**WHAT TO DO**
Set the data down again, exactly as it reads, but without the pictures.

++++ PROVIDED MATERIAL ++++

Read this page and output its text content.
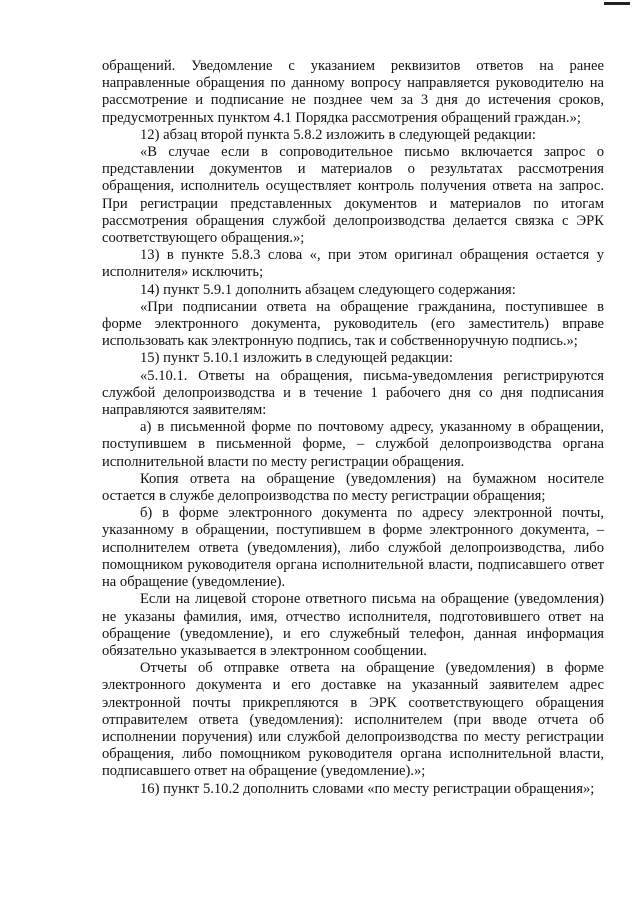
обращений. Уведомление с указанием реквизитов ответов на ранее направленные обращения по данному вопросу направляется руководителю на рассмотрение и подписание не позднее чем за 3 дня до истечения сроков, предусмотренных пунктом 4.1 Порядка рассмотрения обращений граждан.»;

12) абзац второй пункта 5.8.2 изложить в следующей редакции:

«В случае если в сопроводительное письмо включается запрос о представлении документов и материалов о результатах рассмотрения обращения, исполнитель осуществляет контроль получения ответа на запрос. При регистрации представленных документов и материалов по итогам рассмотрения обращения службой делопроизводства делается связка с ЭРК соответствующего обращения.»;

13) в пункте 5.8.3 слова «, при этом оригинал обращения остается у исполнителя» исключить;

14) пункт 5.9.1 дополнить абзацем следующего содержания:

«При подписании ответа на обращение гражданина, поступившее в форме электронного документа, руководитель (его заместитель) вправе использовать как электронную подпись, так и собственноручную подпись.»;

15) пункт 5.10.1 изложить в следующей редакции:

«5.10.1. Ответы на обращения, письма-уведомления регистрируются службой делопроизводства и в течение 1 рабочего дня со дня подписания направляются заявителям:

а) в письменной форме по почтовому адресу, указанному в обращении, поступившем в письменной форме, – службой делопроизводства органа исполнительной власти по месту регистрации обращения.

Копия ответа на обращение (уведомления) на бумажном носителе остается в службе делопроизводства по месту регистрации обращения;

б) в форме электронного документа по адресу электронной почты, указанному в обращении, поступившем в форме электронного документа, – исполнителем ответа (уведомления), либо службой делопроизводства, либо помощником руководителя органа исполнительной власти, подписавшего ответ на обращение (уведомление).

Если на лицевой стороне ответного письма на обращение (уведомления) не указаны фамилия, имя, отчество исполнителя, подготовившего ответ на обращение (уведомление), и его служебный телефон, данная информация обязательно указывается в электронном сообщении.

Отчеты об отправке ответа на обращение (уведомления) в форме электронного документа и его доставке на указанный заявителем адрес электронной почты прикрепляются в ЭРК соответствующего обращения отправителем ответа (уведомления): исполнителем (при вводе отчета об исполнении поручения) или службой делопроизводства по месту регистрации обращения, либо помощником руководителя органа исполнительной власти, подписавшего ответ на обращение (уведомление).»;

16) пункт 5.10.2 дополнить словами «по месту регистрации обращения»;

++++

**ANSWER**
Read this page and output its text content.
обращений. Уведомление с указанием реквизитов ответов на ранее направленные обращения по данному вопросу направляется руководителю на рассмотрение и подписание не позднее чем за 3 дня до истечения сроков, предусмотренных пунктом 4.1 Порядка рассмотрения обращений граждан.»;

12) абзац второй пункта 5.8.2 изложить в следующей редакции:

«В случае если в сопроводительное письмо включается запрос о представлении документов и материалов о результатах рассмотрения обращения, исполнитель осуществляет контроль получения ответа на запрос. При регистрации представленных документов и материалов по итогам рассмотрения обращения службой делопроизводства делается связка с ЭРК соответствующего обращения.»;

13) в пункте 5.8.3 слова «, при этом оригинал обращения остается у исполнителя» исключить;

14) пункт 5.9.1 дополнить абзацем следующего содержания:

«При подписании ответа на обращение гражданина, поступившее в форме электронного документа, руководитель (его заместитель) вправе использовать как электронную подпись, так и собственноручную подпись.»;

15) пункт 5.10.1 изложить в следующей редакции:

«5.10.1. Ответы на обращения, письма-уведомления регистрируются службой делопроизводства и в течение 1 рабочего дня со дня подписания направляются заявителям:

а) в письменной форме по почтовому адресу, указанному в обращении, поступившем в письменной форме, – службой делопроизводства органа исполнительной власти по месту регистрации обращения.

Копия ответа на обращение (уведомления) на бумажном носителе остается в службе делопроизводства по месту регистрации обращения;

б) в форме электронного документа по адресу электронной почты, указанному в обращении, поступившем в форме электронного документа, – исполнителем ответа (уведомления), либо службой делопроизводства, либо помощником руководителя органа исполнительной власти, подписавшего ответ на обращение (уведомление).

Если на лицевой стороне ответного письма на обращение (уведомления) не указаны фамилия, имя, отчество исполнителя, подготовившего ответ на обращение (уведомление), и его служебный телефон, данная информация обязательно указывается в электронном сообщении.

Отчеты об отправке ответа на обращение (уведомления) в форме электронного документа и его доставке на указанный заявителем адрес электронной почты прикрепляются в ЭРК соответствующего обращения отправителем ответа (уведомления): исполнителем (при вводе отчета об исполнении поручения) или службой делопроизводства по месту регистрации обращения, либо помощником руководителя органа исполнительной власти, подписавшего ответ на обращение (уведомление).»;

16) пункт 5.10.2 дополнить словами «по месту регистрации обращения»;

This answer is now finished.